Each line that holds the word "dann" is to be identified and copied.

> _Dataset rows_
+ + + + + + +
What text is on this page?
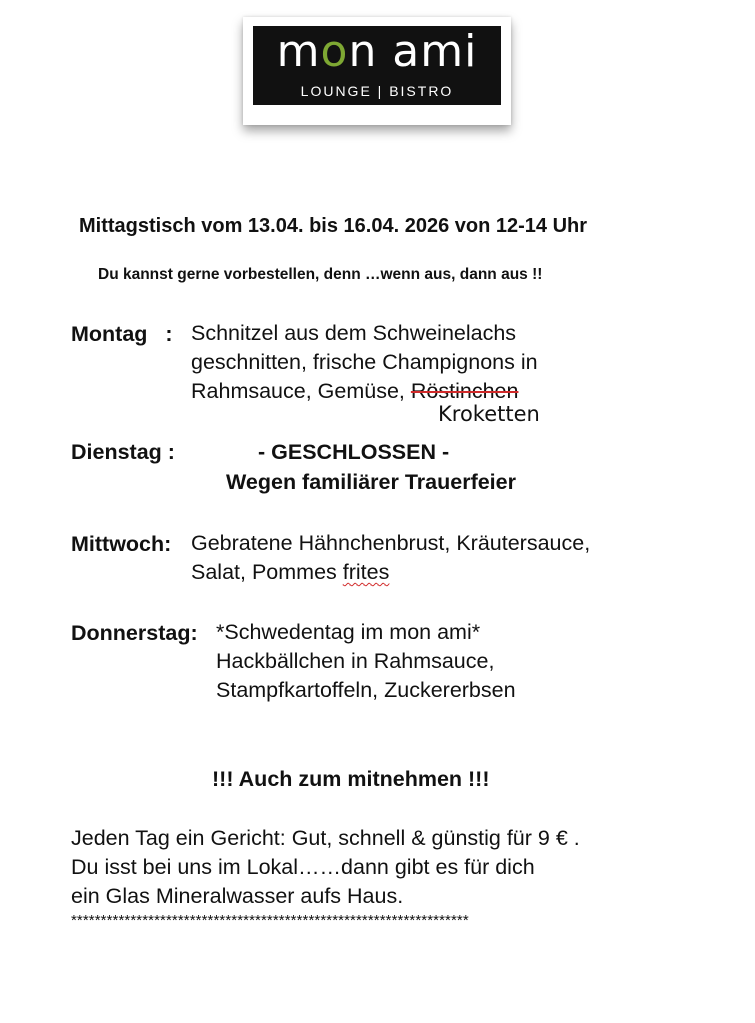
mon ami
LOUNGE | BISTRO
Mittagstisch vom 13.04. bis 16.04. 2026 von 12-14 Uhr
Du kannst gerne vorbestellen, denn …wenn aus, dann aus !!
Montag   : Schnitzel aus dem Schweinelachs
geschnitten, frische Champignons in
Rahmsauce, Gemüse, Röstinchen
Kroketten
Dienstag :	- GESCHLOSSEN -
Wegen familiärer Trauerfeier
Mittwoch: Gebratene Hähnchenbrust, Kräutersauce,
Salat, Pommes frites
Donnerstag: *Schwedentag im mon ami*
Hackbällchen in Rahmsauce,
Stampfkartoffeln, Zuckererbsen
!!! Auch zum mitnehmen !!!
Jeden Tag ein Gericht: Gut, schnell & günstig für 9 € .
Du isst bei uns im Lokal……dann gibt es für dich
ein Glas Mineralwasser aufs Haus.
*******************************************************************
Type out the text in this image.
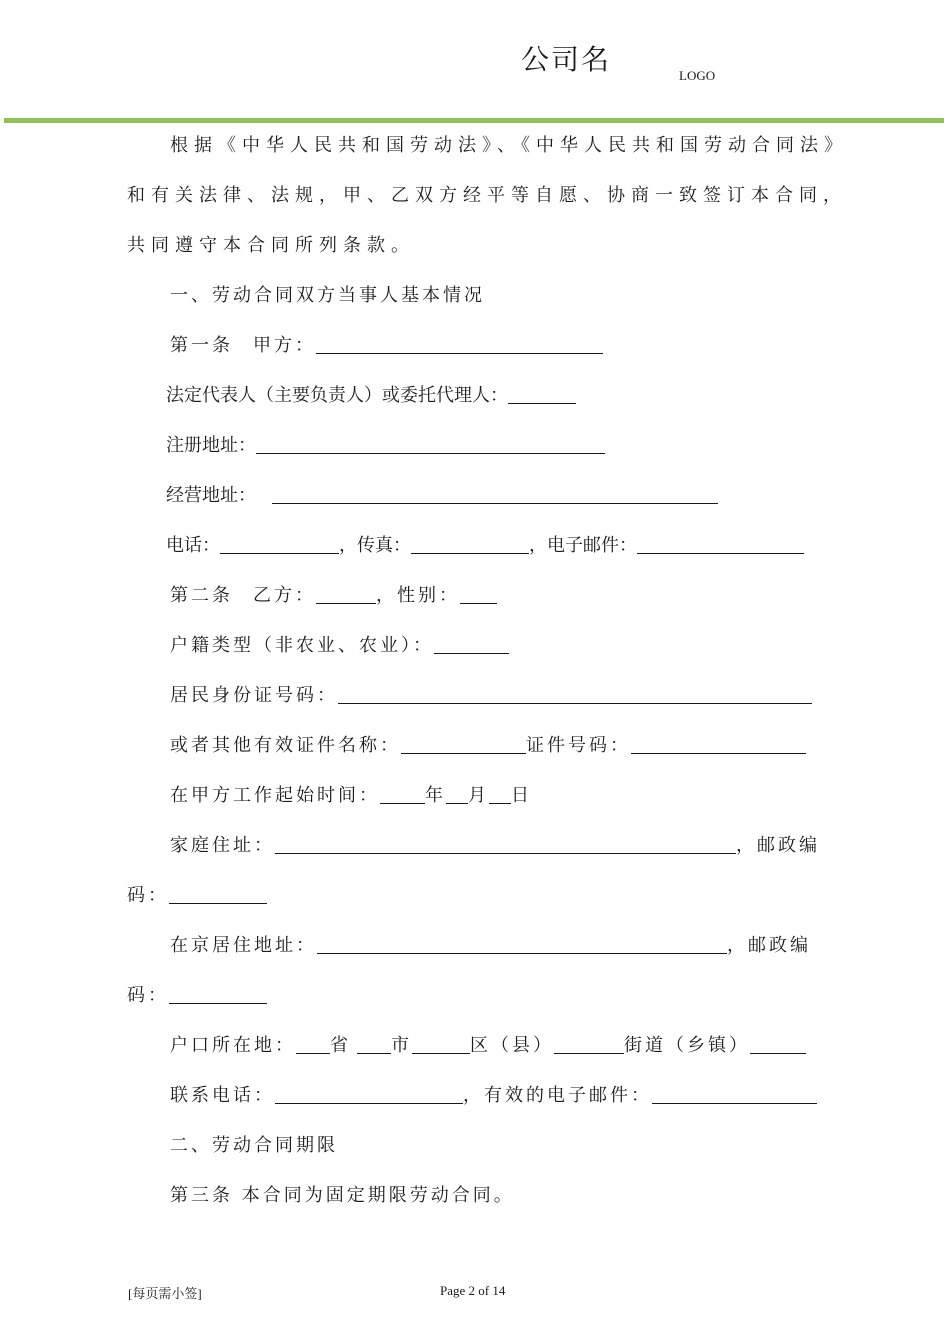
公司名	LOGO
根据《中华人民共和国劳动法》、《中华人民共和国劳动合同法》
和有关法律、法规，甲、乙双方经平等自愿、协商一致签订本合同，
共同遵守本合同所列条款。
一、劳动合同双方当事人基本情况
第一条 甲方：
法定代表人（主要负责人）或委托代理人：
注册地址：
经营地址：
电话：	，传真：	，电子邮件：
第二条 乙方：	，性别：
户籍类型（非农业、农业）：
居民身份证号码：
或者其他有效证件名称：	证件号码：
在甲方工作起始时间：	年 月 日
家庭住址：	，邮政编
码：
在京居住地址：	，邮政编
码：
户口所在地： 省 市	区（县）	街道（乡镇）
联系电话：	，有效的电子邮件：
二、劳动合同期限
第三条 本合同为固定期限劳动合同。
[每页需小签]	Page 2 of 14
+ + + + + + +
> _Exercise result_
Du kannst gerne vorbestellen, denn …wenn aus, dann aus !!
Du isst bei uns im Lokal……dann gibt es für dich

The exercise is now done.